From the entries below, copy every line where the string "copper" appears.

== Data supplied ==

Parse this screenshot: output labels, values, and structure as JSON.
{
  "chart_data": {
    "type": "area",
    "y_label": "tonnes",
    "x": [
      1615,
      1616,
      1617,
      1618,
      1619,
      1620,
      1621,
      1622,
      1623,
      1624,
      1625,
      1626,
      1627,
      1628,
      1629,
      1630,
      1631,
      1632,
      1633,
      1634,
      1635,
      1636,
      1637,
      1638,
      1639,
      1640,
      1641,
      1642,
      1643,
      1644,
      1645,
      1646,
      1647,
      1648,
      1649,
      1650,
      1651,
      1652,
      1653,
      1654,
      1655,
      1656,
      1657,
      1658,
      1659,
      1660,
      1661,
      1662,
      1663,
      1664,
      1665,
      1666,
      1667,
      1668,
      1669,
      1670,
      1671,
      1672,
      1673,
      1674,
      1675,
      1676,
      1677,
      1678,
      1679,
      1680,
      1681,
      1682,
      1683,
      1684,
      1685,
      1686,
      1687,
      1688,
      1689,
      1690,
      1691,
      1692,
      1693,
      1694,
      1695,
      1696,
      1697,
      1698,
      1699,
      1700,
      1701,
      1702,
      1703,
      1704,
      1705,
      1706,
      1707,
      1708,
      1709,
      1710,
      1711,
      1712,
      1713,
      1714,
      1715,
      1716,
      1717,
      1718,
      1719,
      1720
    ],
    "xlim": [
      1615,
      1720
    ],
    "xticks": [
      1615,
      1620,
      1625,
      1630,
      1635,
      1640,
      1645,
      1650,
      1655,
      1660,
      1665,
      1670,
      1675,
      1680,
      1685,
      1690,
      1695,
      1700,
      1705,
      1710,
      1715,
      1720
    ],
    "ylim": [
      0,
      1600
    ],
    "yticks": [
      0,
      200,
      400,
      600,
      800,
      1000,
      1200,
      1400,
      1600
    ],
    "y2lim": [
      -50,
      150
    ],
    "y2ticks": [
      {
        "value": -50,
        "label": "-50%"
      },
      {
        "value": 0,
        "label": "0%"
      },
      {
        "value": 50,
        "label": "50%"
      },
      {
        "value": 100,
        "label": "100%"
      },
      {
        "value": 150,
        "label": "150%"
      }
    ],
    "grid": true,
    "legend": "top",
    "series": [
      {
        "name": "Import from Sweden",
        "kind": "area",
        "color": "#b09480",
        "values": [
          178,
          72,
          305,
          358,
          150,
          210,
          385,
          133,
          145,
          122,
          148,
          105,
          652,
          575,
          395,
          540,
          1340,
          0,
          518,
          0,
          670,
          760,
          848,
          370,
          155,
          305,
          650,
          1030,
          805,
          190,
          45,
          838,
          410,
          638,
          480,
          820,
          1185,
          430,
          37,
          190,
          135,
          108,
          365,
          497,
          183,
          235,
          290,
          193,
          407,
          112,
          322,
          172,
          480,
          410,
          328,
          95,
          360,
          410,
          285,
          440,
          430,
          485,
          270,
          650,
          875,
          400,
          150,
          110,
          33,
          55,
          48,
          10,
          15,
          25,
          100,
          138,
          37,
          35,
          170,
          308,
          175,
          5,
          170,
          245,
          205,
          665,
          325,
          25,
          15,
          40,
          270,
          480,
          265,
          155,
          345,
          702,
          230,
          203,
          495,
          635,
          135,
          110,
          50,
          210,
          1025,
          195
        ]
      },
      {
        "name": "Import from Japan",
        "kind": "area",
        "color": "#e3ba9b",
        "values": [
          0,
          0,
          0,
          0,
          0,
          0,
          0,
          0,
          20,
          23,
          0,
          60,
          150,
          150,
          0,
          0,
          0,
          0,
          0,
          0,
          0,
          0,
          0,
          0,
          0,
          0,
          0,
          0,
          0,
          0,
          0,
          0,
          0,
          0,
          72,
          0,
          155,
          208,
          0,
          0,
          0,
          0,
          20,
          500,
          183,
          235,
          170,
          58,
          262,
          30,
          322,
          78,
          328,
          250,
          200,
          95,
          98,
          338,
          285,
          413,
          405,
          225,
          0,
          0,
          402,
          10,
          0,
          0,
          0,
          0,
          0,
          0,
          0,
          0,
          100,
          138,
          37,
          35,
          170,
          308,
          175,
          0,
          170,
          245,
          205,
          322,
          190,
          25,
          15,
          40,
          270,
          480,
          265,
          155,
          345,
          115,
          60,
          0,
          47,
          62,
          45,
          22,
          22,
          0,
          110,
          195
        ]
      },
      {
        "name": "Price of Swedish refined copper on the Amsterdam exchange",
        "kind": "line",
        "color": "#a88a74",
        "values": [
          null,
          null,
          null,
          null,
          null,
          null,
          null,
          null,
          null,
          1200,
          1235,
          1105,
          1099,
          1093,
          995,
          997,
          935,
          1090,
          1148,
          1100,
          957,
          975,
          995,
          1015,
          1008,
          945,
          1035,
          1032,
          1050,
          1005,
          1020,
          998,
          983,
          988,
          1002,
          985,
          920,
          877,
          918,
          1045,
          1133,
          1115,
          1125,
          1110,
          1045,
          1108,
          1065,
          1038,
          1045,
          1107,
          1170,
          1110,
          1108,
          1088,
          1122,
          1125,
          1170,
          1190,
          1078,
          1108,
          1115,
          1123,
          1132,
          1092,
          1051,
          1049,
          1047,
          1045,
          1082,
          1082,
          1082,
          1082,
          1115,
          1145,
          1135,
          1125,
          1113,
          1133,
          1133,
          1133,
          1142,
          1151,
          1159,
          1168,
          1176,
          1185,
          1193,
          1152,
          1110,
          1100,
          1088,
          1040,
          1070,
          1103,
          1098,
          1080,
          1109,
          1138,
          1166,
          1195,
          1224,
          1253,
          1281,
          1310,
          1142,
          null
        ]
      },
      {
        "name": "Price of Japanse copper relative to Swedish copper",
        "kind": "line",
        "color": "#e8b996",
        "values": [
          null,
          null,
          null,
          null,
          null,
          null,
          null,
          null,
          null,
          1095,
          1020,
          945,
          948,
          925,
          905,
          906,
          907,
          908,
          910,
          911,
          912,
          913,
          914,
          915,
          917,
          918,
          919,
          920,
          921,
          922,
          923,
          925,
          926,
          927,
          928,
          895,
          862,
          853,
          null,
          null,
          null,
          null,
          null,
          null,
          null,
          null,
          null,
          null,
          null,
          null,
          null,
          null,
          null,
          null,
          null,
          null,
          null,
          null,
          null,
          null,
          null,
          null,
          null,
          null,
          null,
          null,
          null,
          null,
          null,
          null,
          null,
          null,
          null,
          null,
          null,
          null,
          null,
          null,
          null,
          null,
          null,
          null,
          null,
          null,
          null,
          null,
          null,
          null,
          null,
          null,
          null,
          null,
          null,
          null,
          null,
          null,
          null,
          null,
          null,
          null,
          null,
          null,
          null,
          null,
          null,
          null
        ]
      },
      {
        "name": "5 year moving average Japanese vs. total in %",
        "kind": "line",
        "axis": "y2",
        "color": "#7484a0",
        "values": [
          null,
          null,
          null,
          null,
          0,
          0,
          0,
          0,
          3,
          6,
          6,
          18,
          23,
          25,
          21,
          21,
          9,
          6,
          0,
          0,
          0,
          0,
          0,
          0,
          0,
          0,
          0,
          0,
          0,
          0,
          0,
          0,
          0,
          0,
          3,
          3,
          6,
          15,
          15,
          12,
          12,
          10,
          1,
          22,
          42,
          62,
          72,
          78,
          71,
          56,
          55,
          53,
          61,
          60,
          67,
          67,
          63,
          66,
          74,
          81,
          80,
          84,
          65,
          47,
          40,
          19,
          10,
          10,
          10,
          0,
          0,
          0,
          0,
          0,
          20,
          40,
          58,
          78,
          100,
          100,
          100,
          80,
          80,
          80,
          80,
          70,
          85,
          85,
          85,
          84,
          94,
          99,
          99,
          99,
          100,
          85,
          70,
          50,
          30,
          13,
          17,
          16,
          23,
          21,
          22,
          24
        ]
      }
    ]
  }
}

===

- Written solution:
        "name": "Price of Swedish refined copper on the Amsterdam exchange",
        "name": "Price of Japanse copper relative to Swedish copper",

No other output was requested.